The problem:
Read the entries below and pull out each line with the string "konieczność".

[Dataset items]
## Start
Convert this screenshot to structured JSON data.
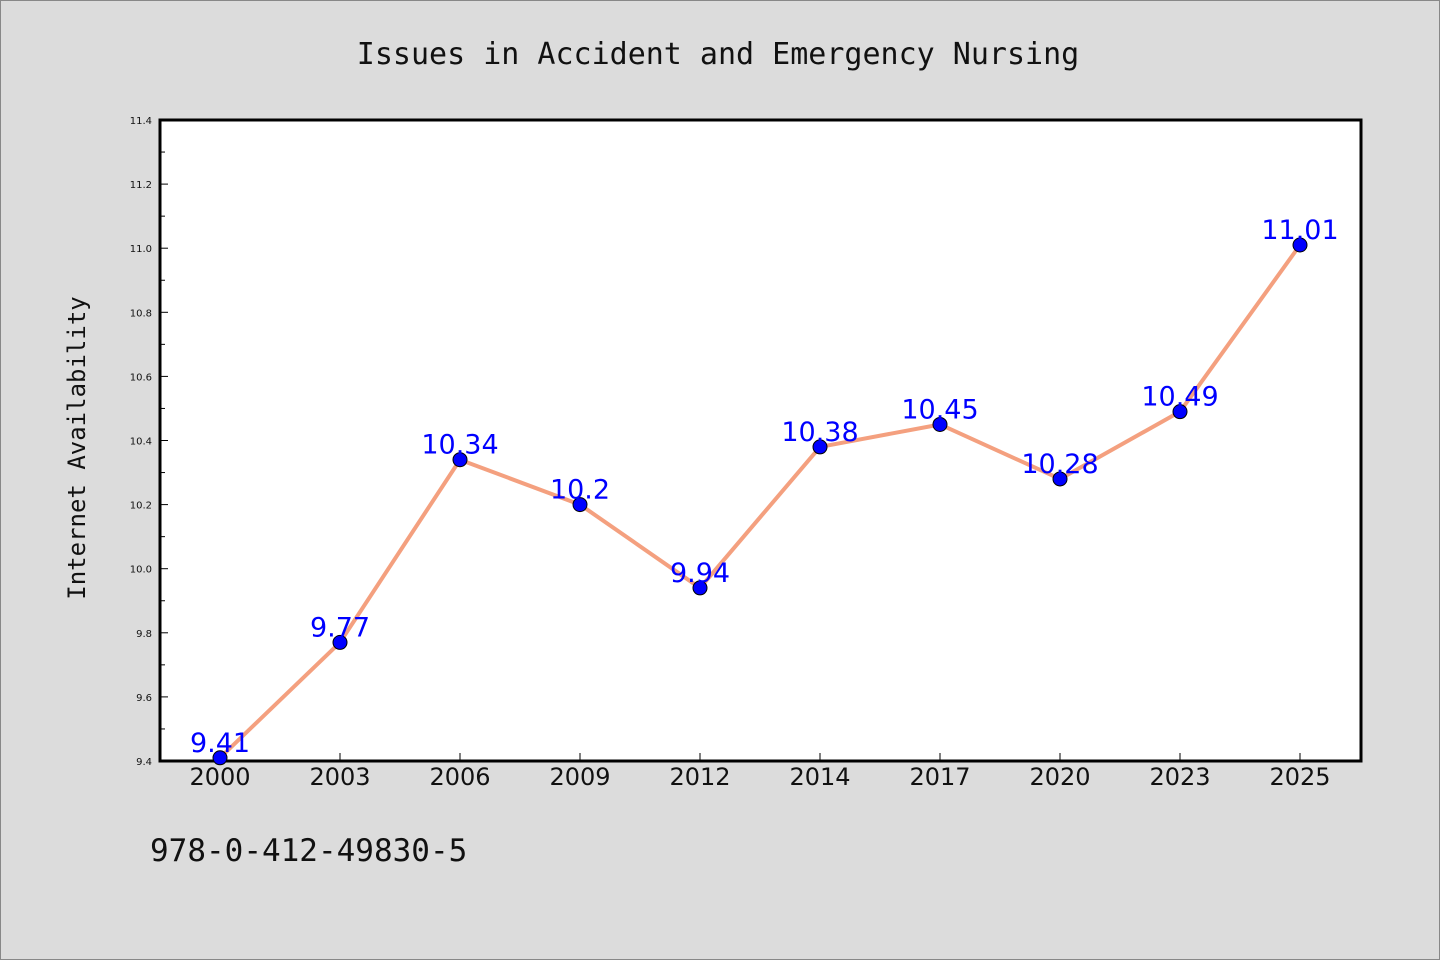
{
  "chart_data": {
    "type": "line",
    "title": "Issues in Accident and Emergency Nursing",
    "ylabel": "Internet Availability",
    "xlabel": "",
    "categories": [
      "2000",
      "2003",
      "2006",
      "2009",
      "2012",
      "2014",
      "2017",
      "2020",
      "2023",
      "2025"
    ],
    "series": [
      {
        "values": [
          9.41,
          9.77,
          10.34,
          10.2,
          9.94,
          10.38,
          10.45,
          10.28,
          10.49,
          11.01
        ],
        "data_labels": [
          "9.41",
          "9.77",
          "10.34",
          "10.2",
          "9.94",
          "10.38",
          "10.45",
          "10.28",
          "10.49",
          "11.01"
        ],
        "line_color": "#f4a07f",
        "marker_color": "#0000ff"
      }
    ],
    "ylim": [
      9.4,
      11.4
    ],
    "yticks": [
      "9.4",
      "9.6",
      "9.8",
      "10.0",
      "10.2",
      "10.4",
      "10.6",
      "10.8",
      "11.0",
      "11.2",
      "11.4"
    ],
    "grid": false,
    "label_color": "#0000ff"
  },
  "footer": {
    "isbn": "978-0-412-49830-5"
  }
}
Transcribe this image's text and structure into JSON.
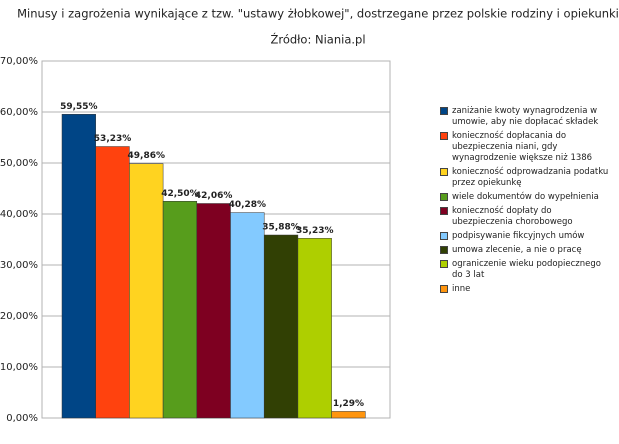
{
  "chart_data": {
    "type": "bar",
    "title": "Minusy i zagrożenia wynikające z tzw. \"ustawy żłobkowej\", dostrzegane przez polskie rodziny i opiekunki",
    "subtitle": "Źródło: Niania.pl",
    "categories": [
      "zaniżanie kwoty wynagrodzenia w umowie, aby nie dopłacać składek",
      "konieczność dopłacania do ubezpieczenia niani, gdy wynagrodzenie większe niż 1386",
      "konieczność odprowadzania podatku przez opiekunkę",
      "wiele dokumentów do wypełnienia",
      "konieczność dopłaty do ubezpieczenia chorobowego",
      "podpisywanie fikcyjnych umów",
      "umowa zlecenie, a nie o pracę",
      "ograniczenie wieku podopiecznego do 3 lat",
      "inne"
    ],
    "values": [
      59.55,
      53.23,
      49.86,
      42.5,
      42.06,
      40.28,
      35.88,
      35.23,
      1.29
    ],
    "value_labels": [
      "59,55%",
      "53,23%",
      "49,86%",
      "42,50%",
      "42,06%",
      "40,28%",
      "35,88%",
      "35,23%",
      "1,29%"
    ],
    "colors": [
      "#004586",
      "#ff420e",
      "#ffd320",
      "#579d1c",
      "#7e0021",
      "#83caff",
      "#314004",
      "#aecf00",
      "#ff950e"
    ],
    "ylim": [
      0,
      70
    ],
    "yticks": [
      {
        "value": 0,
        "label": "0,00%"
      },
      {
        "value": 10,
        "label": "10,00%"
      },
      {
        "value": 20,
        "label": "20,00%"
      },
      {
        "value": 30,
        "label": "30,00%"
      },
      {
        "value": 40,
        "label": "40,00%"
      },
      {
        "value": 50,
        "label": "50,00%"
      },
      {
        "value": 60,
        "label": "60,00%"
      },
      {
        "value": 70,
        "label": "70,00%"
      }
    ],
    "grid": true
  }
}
## End
Correct answer:
      "konieczność dopłacania do ubezpieczenia niani, gdy wynagrodzenie większe niż 1386",
      "konieczność odprowadzania podatku przez opiekunkę",
      "konieczność dopłaty do ubezpieczenia chorobowego",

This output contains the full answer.